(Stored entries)
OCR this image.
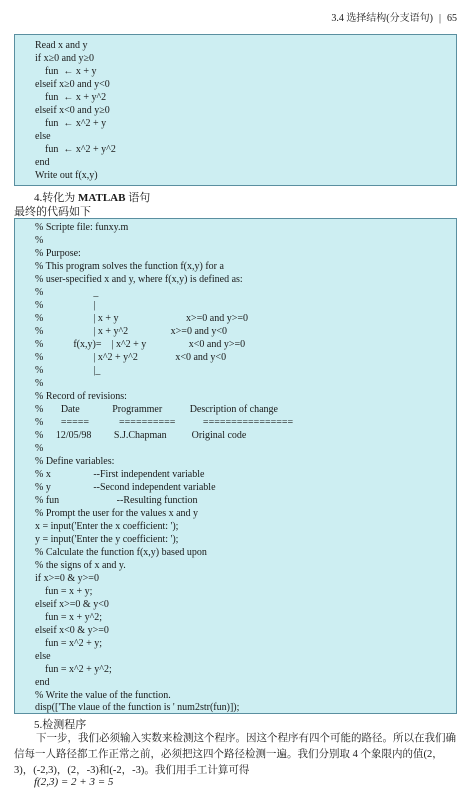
3.4 选择结构(分支语句) | 65
Read x and y
if x≥0 and y≥0
fun  ← x + y
elseif x≥0 and y<0
fun  ← x + y^2
elseif x<0 and y≥0
fun  ← x^2 + y
else
fun  ← x^2 + y^2
end
Write out f(x,y)
4.转化为 MATLAB 语句
最终的代码如下
% Scripte file: funxy.m
%
% Purpose:
% This program solves the function f(x,y) for a
% user-specified x and y, where f(x,y) is defined as:
%                    _
%                    |
%                    | x + y                           x>=0 and y>=0
%                    | x + y^2                 x>=0 and y<0
%            f(x,y)=    | x^2 + y                 x<0 and y>=0
%                    | x^2 + y^2               x<0 and y<0
%                    |_
%
% Record of revisions:
%       Date             Programmer           Description of change
%       =====            ==========           ================
%     12/05/98         S.J.Chapman          Original code
%
% Define variables:
% x                 --First independent variable
% y                 --Second independent variable
% fun                       --Resulting function
% Prompt the user for the values x and y
x = input('Enter the x coefficient: ');
y = input('Enter the y coefficient: ');
% Calculate the function f(x,y) based upon
% the signs of x and y.
if x>=0 & y>=0
fun = x + y;
elseif x>=0 & y<0
fun = x + y^2;
elseif x<0 & y>=0
fun = x^2 + y;
else
fun = x^2 + y^2;
end
% Write the value of the function.
disp(['The vlaue of the function is ' num2str(fun)]);
5.检测程序
下一步，我们必须输入实数来检测这个程序。因这个程序有四个可能的路径。所以在我们确信每一人路径都工作正常之前，必须把这四个路径检测一遍。我们分别取 4 个象限内的值(2，3)，(-2,3)，(2，-3)和(-2，-3)。我们用手工计算可得
f(2,3) = 2 + 3 = 5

(Exercise aim)
Write out each line again precisely as it appears, skipping every picture.

(Solved exercise)
OCR this image.
3.4 选择结构(分支语句) | 65
Read x and y
if x≥0 and y≥0
fun  ← x + y
elseif x≥0 and y<0
fun  ← x + y^2
elseif x<0 and y≥0
fun  ← x^2 + y
else
fun  ← x^2 + y^2
end
Write out f(x,y)
4.转化为 MATLAB 语句
最终的代码如下
% Scripte file: funxy.m
%
% Purpose:
% This program solves the function f(x,y) for a
% user-specified x and y, where f(x,y) is defined as:
%                    _
%                    |
%                    | x + y                           x>=0 and y>=0
%                    | x + y^2                 x>=0 and y<0
%            f(x,y)=    | x^2 + y                 x<0 and y>=0
%                    | x^2 + y^2               x<0 and y<0
%                    |_
%
% Record of revisions:
%       Date             Programmer           Description of change
%       =====            ==========           ================
%     12/05/98         S.J.Chapman          Original code
%
% Define variables:
% x                 --First independent variable
% y                 --Second independent variable
% fun                       --Resulting function
% Prompt the user for the values x and y
x = input('Enter the x coefficient: ');
y = input('Enter the y coefficient: ');
% Calculate the function f(x,y) based upon
% the signs of x and y.
if x>=0 & y>=0
fun = x + y;
elseif x>=0 & y<0
fun = x + y^2;
elseif x<0 & y>=0
fun = x^2 + y;
else
fun = x^2 + y^2;
end
% Write the value of the function.
disp(['The vlaue of the function is ' num2str(fun)]);
5.检测程序
下一步，我们必须输入实数来检测这个程序。因这个程序有四个可能的路径。所以在我们确信每一人路径都工作正常之前，必须把这四个路径检测一遍。我们分别取 4 个象限内的值(2，3)，(-2,3)，(2，-3)和(-2，-3)。我们用手工计算可得
f(2,3) = 2 + 3 = 5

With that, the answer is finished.